* _Source material_
----
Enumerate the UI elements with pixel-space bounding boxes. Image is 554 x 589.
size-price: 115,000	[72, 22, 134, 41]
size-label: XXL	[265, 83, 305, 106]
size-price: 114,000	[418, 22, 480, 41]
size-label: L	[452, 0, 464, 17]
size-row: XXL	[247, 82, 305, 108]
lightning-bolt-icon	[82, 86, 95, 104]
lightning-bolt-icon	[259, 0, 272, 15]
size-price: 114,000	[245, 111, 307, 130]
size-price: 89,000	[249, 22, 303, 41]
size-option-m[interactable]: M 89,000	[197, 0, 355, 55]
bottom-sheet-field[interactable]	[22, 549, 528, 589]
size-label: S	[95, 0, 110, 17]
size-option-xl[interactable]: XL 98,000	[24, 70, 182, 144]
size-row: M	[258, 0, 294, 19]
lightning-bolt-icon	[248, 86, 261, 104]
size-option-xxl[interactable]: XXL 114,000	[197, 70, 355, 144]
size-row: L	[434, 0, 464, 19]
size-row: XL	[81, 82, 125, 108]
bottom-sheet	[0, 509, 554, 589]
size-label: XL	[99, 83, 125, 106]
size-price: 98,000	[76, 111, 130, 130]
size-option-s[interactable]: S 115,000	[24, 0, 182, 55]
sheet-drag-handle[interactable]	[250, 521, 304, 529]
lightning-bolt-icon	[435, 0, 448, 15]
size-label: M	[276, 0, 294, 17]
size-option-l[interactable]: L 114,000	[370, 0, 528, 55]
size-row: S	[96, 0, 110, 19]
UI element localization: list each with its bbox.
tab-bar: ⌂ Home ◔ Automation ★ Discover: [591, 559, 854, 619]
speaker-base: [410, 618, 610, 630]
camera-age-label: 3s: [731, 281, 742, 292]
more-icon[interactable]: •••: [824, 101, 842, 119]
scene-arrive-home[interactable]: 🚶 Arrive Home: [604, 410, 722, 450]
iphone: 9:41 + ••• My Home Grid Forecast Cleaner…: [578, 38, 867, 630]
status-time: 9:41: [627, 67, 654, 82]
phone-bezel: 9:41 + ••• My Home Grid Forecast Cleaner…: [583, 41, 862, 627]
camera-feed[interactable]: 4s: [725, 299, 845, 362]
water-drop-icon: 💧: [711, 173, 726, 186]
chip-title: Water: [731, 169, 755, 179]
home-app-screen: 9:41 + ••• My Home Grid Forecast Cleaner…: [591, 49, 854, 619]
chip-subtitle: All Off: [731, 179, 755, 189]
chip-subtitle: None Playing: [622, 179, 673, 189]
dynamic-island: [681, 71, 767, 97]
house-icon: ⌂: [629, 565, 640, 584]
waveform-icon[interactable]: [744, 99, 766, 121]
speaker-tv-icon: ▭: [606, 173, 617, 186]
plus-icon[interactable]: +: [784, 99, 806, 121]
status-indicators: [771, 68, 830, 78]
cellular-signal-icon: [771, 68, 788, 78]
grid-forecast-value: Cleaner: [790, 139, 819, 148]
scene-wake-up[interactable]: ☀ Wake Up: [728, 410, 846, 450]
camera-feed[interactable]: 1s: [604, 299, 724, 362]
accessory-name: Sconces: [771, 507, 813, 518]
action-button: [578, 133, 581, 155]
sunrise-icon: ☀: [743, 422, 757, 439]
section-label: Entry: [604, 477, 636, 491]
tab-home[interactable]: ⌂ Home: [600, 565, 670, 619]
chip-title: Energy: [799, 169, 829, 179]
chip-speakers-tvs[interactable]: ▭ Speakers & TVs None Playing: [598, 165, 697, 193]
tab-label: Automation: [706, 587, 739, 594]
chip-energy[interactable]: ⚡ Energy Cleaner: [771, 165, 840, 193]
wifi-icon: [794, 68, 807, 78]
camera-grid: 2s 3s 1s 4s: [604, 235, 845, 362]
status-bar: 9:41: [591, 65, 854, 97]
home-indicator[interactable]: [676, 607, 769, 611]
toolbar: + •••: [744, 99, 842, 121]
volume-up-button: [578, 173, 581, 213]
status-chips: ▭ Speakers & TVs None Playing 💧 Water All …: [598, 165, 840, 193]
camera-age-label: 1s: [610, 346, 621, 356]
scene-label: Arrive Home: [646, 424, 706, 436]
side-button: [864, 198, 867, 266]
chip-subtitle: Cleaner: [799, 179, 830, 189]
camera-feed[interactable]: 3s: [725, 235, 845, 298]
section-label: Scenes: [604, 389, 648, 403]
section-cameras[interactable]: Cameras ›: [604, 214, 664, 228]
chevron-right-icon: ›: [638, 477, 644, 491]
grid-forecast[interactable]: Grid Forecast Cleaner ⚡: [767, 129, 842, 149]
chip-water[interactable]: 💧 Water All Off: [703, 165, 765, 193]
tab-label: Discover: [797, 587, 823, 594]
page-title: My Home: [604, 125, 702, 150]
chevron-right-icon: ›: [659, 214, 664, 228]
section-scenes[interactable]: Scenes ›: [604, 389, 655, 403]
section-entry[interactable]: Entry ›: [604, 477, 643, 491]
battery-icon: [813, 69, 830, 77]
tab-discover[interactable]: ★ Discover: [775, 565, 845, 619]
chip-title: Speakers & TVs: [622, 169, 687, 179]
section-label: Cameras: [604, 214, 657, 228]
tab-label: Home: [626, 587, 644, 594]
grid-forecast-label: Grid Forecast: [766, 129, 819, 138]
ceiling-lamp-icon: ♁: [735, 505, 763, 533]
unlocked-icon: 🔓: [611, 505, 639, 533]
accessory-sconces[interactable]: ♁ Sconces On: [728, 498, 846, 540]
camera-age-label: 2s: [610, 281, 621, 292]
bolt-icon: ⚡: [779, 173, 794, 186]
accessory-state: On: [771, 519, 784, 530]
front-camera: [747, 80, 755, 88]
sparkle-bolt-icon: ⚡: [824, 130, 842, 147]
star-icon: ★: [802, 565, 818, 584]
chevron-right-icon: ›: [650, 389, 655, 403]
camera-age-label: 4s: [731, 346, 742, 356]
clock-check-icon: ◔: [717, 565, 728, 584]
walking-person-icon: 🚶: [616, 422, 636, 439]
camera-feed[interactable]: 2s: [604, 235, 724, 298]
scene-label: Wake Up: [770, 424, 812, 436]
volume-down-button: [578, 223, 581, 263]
----
Reproduce the whole listing above word for word, keeping every line in its original order.

Enumerate the UI elements with pixel-space bounding boxes. Image is 554 x 589.
size-price: 115,000	[72, 22, 134, 41]
size-label: XXL	[265, 83, 305, 106]
size-price: 114,000	[418, 22, 480, 41]
size-label: L	[452, 0, 464, 17]
size-row: XXL	[247, 82, 305, 108]
lightning-bolt-icon	[82, 86, 95, 104]
lightning-bolt-icon	[259, 0, 272, 15]
size-price: 114,000	[245, 111, 307, 130]
size-price: 89,000	[249, 22, 303, 41]
size-option-m[interactable]: M 89,000	[197, 0, 355, 55]
bottom-sheet-field[interactable]	[22, 549, 528, 589]
size-label: S	[95, 0, 110, 17]
size-option-xl[interactable]: XL 98,000	[24, 70, 182, 144]
size-row: M	[258, 0, 294, 19]
lightning-bolt-icon	[248, 86, 261, 104]
size-option-xxl[interactable]: XXL 114,000	[197, 70, 355, 144]
size-row: L	[434, 0, 464, 19]
size-row: XL	[81, 82, 125, 108]
bottom-sheet	[0, 509, 554, 589]
size-label: XL	[99, 83, 125, 106]
size-price: 98,000	[76, 111, 130, 130]
size-option-s[interactable]: S 115,000	[24, 0, 182, 55]
sheet-drag-handle[interactable]	[250, 521, 304, 529]
lightning-bolt-icon	[435, 0, 448, 15]
size-label: M	[276, 0, 294, 17]
size-option-l[interactable]: L 114,000	[370, 0, 528, 55]
size-row: S	[96, 0, 110, 19]
UI element localization: list each with its bbox.
tab-bar: ⌂ Home ◔ Automation ★ Discover: [591, 559, 854, 619]
speaker-base: [410, 618, 610, 630]
camera-age-label: 3s: [731, 281, 742, 292]
more-icon[interactable]: •••: [824, 101, 842, 119]
scene-arrive-home[interactable]: 🚶 Arrive Home: [604, 410, 722, 450]
iphone: 9:41 + ••• My Home Grid Forecast Cleaner…: [578, 38, 867, 630]
status-time: 9:41: [627, 67, 654, 82]
phone-bezel: 9:41 + ••• My Home Grid Forecast Cleaner…: [583, 41, 862, 627]
camera-feed[interactable]: 4s: [725, 299, 845, 362]
water-drop-icon: 💧: [711, 173, 726, 186]
chip-title: Water: [731, 169, 755, 179]
home-app-screen: 9:41 + ••• My Home Grid Forecast Cleaner…: [591, 49, 854, 619]
chip-subtitle: All Off: [731, 179, 755, 189]
chip-subtitle: None Playing: [622, 179, 673, 189]
dynamic-island: [681, 71, 767, 97]
house-icon: ⌂: [629, 565, 640, 584]
waveform-icon[interactable]: [744, 99, 766, 121]
speaker-tv-icon: ▭: [606, 173, 617, 186]
plus-icon[interactable]: +: [784, 99, 806, 121]
status-indicators: [771, 68, 830, 78]
cellular-signal-icon: [771, 68, 788, 78]
grid-forecast-value: Cleaner: [790, 139, 819, 148]
scene-wake-up[interactable]: ☀ Wake Up: [728, 410, 846, 450]
camera-feed[interactable]: 1s: [604, 299, 724, 362]
accessory-name: Sconces: [771, 507, 813, 518]
action-button: [578, 133, 581, 155]
sunrise-icon: ☀: [743, 422, 757, 439]
section-label: Entry: [604, 477, 636, 491]
tab-home[interactable]: ⌂ Home: [600, 565, 670, 619]
chip-title: Energy: [799, 169, 829, 179]
chip-speakers-tvs[interactable]: ▭ Speakers & TVs None Playing: [598, 165, 697, 193]
tab-label: Automation: [706, 587, 739, 594]
chip-energy[interactable]: ⚡ Energy Cleaner: [771, 165, 840, 193]
wifi-icon: [794, 68, 807, 78]
camera-grid: 2s 3s 1s 4s: [604, 235, 845, 362]
status-bar: 9:41: [591, 65, 854, 97]
home-indicator[interactable]: [676, 607, 769, 611]
toolbar: + •••: [744, 99, 842, 121]
volume-up-button: [578, 173, 581, 213]
status-chips: ▭ Speakers & TVs None Playing 💧 Water All …: [598, 165, 840, 193]
camera-age-label: 1s: [610, 346, 621, 356]
scene-label: Arrive Home: [646, 424, 706, 436]
side-button: [864, 198, 867, 266]
chip-subtitle: Cleaner: [799, 179, 830, 189]
camera-feed[interactable]: 3s: [725, 235, 845, 298]
section-label: Scenes: [604, 389, 648, 403]
section-cameras[interactable]: Cameras ›: [604, 214, 664, 228]
chevron-right-icon: ›: [638, 477, 644, 491]
grid-forecast[interactable]: Grid Forecast Cleaner ⚡: [767, 129, 842, 149]
chip-water[interactable]: 💧 Water All Off: [703, 165, 765, 193]
tab-label: Discover: [797, 587, 823, 594]
page-title: My Home: [604, 125, 702, 150]
chevron-right-icon: ›: [659, 214, 664, 228]
section-scenes[interactable]: Scenes ›: [604, 389, 655, 403]
section-entry[interactable]: Entry ›: [604, 477, 643, 491]
battery-icon: [813, 69, 830, 77]
tab-discover[interactable]: ★ Discover: [775, 565, 845, 619]
chip-title: Speakers & TVs: [622, 169, 687, 179]
section-label: Cameras: [604, 214, 657, 228]
tab-label: Home: [626, 587, 644, 594]
grid-forecast-label: Grid Forecast: [766, 129, 819, 138]
ceiling-lamp-icon: ♁: [735, 505, 763, 533]
unlocked-icon: 🔓: [611, 505, 639, 533]
accessory-sconces[interactable]: ♁ Sconces On: [728, 498, 846, 540]
camera-age-label: 2s: [610, 281, 621, 292]
bolt-icon: ⚡: [779, 173, 794, 186]
accessory-state: On: [771, 519, 784, 530]
front-camera: [747, 80, 755, 88]
sparkle-bolt-icon: ⚡: [824, 130, 842, 147]
star-icon: ★: [802, 565, 818, 584]
chevron-right-icon: ›: [650, 389, 655, 403]
camera-age-label: 4s: [731, 346, 742, 356]
clock-check-icon: ◔: [717, 565, 728, 584]
walking-person-icon: 🚶: [616, 422, 636, 439]
camera-feed[interactable]: 2s: [604, 235, 724, 298]
scene-label: Wake Up: [770, 424, 812, 436]
volume-down-button: [578, 223, 581, 263]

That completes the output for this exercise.